Given data ▸
»»

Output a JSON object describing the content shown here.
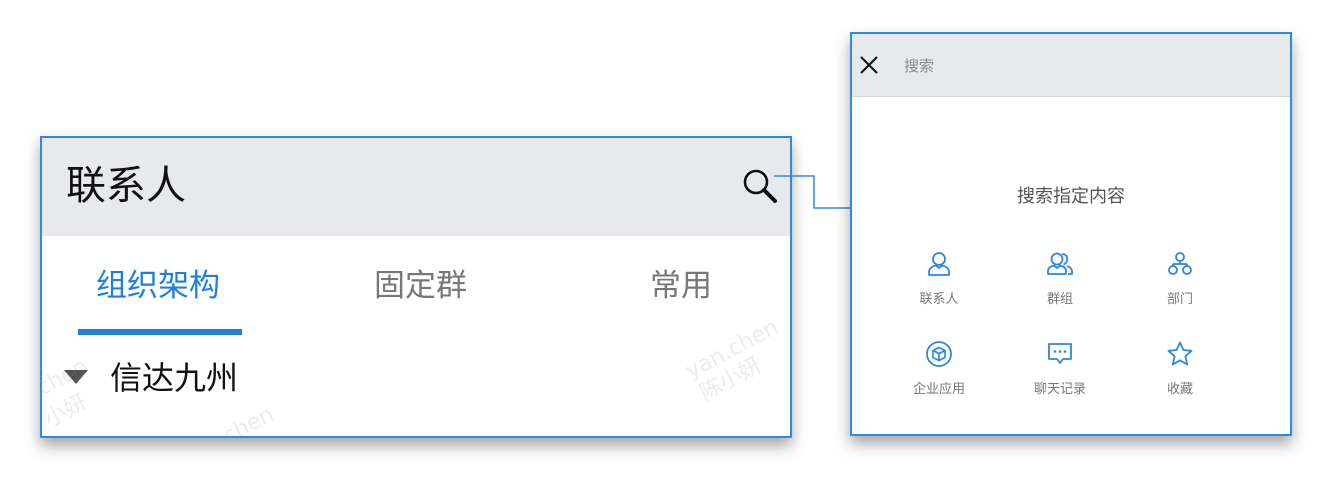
{
  "contacts_panel": {
    "title": "联系人",
    "tabs": [
      {
        "label": "组织架构",
        "active": true
      },
      {
        "label": "固定群",
        "active": false
      },
      {
        "label": "常用",
        "active": false
      }
    ],
    "tree": [
      {
        "label": "信达九州",
        "expanded": true
      }
    ],
    "watermarks": [
      "yan.chen",
      "陈小妍",
      "chen",
      "小妍",
      "chen"
    ]
  },
  "search_panel": {
    "search_placeholder": "搜索",
    "hint": "搜索指定内容",
    "categories": [
      {
        "label": "联系人",
        "icon": "person-icon"
      },
      {
        "label": "群组",
        "icon": "group-icon"
      },
      {
        "label": "部门",
        "icon": "department-icon"
      },
      {
        "label": "企业应用",
        "icon": "cube-icon"
      },
      {
        "label": "聊天记录",
        "icon": "chat-icon"
      },
      {
        "label": "收藏",
        "icon": "star-icon"
      }
    ]
  },
  "colors": {
    "accent": "#1f7fdd",
    "border": "#2f8ae6",
    "header_bg": "#e7e9ec",
    "icon_blue": "#2b86e0"
  }
}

««

Direction ▸
List every line above containing the word "label".

Answer in full ▸
        "label": "组织架构",
        "label": "固定群",
        "label": "常用",
        "label": "信达九州",
        "label": "联系人",
        "label": "群组",
        "label": "部门",
        "label": "企业应用",
        "label": "聊天记录",
        "label": "收藏",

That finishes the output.